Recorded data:
****************

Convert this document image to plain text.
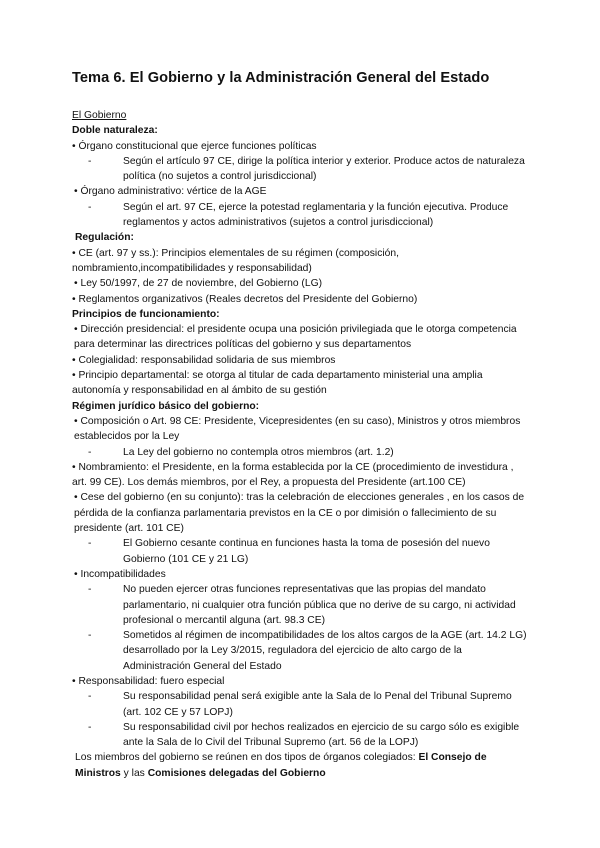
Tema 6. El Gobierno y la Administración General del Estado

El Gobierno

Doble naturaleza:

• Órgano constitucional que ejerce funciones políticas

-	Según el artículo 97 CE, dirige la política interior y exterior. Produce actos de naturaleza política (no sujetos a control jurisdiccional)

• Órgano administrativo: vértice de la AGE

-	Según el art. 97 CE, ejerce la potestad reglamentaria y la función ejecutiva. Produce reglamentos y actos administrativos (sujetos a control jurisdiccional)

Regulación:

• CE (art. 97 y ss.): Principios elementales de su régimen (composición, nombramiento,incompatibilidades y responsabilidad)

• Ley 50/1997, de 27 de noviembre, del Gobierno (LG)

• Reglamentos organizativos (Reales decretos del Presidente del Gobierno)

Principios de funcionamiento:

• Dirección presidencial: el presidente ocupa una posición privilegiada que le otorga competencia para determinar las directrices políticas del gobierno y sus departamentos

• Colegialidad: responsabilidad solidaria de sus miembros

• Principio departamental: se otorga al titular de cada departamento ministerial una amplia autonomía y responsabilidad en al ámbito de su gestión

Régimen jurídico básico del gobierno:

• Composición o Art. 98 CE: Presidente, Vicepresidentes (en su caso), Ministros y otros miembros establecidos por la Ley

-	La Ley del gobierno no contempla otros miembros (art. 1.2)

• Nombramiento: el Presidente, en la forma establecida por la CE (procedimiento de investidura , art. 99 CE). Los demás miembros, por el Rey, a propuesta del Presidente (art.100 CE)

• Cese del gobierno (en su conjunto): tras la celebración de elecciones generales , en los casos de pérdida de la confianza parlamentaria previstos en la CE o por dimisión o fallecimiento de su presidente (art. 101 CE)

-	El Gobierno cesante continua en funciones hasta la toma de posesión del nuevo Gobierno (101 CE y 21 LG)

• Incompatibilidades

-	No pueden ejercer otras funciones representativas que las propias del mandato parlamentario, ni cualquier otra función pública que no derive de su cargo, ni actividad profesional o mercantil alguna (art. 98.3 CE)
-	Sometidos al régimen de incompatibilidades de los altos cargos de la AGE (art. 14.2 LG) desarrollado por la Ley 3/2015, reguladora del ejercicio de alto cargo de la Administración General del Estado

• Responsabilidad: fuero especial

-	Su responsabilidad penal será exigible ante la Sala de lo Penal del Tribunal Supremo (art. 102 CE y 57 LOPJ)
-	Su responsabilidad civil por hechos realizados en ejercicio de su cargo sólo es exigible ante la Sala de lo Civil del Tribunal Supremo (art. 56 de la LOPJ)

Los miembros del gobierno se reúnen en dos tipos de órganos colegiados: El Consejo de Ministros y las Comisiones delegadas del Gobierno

****************

• [INSTRUCTIONS FOR THE TASK]: Without the pictures, return all the records precisely as they stand.

• [THE COMPLETED TASK]:
Convert this document image to plain text.
Tema 6. El Gobierno y la Administración General del Estado

El Gobierno

Doble naturaleza:

• Órgano constitucional que ejerce funciones políticas

-	Según el artículo 97 CE, dirige la política interior y exterior. Produce actos de naturaleza política (no sujetos a control jurisdiccional)

• Órgano administrativo: vértice de la AGE

-	Según el art. 97 CE, ejerce la potestad reglamentaria y la función ejecutiva. Produce reglamentos y actos administrativos (sujetos a control jurisdiccional)

Regulación:

• CE (art. 97 y ss.): Principios elementales de su régimen (composición, nombramiento,incompatibilidades y responsabilidad)

• Ley 50/1997, de 27 de noviembre, del Gobierno (LG)

• Reglamentos organizativos (Reales decretos del Presidente del Gobierno)

Principios de funcionamiento:

• Dirección presidencial: el presidente ocupa una posición privilegiada que le otorga competencia para determinar las directrices políticas del gobierno y sus departamentos

• Colegialidad: responsabilidad solidaria de sus miembros

• Principio departamental: se otorga al titular de cada departamento ministerial una amplia autonomía y responsabilidad en al ámbito de su gestión

Régimen jurídico básico del gobierno:

• Composición o Art. 98 CE: Presidente, Vicepresidentes (en su caso), Ministros y otros miembros establecidos por la Ley

-	La Ley del gobierno no contempla otros miembros (art. 1.2)

• Nombramiento: el Presidente, en la forma establecida por la CE (procedimiento de investidura , art. 99 CE). Los demás miembros, por el Rey, a propuesta del Presidente (art.100 CE)

• Cese del gobierno (en su conjunto): tras la celebración de elecciones generales , en los casos de pérdida de la confianza parlamentaria previstos en la CE o por dimisión o fallecimiento de su presidente (art. 101 CE)

-	El Gobierno cesante continua en funciones hasta la toma de posesión del nuevo Gobierno (101 CE y 21 LG)

• Incompatibilidades

-	No pueden ejercer otras funciones representativas que las propias del mandato parlamentario, ni cualquier otra función pública que no derive de su cargo, ni actividad profesional o mercantil alguna (art. 98.3 CE)
-	Sometidos al régimen de incompatibilidades de los altos cargos de la AGE (art. 14.2 LG) desarrollado por la Ley 3/2015, reguladora del ejercicio de alto cargo de la Administración General del Estado

• Responsabilidad: fuero especial

-	Su responsabilidad penal será exigible ante la Sala de lo Penal del Tribunal Supremo (art. 102 CE y 57 LOPJ)
-	Su responsabilidad civil por hechos realizados en ejercicio de su cargo sólo es exigible ante la Sala de lo Civil del Tribunal Supremo (art. 56 de la LOPJ)

Los miembros del gobierno se reúnen en dos tipos de órganos colegiados: El Consejo de Ministros y las Comisiones delegadas del Gobierno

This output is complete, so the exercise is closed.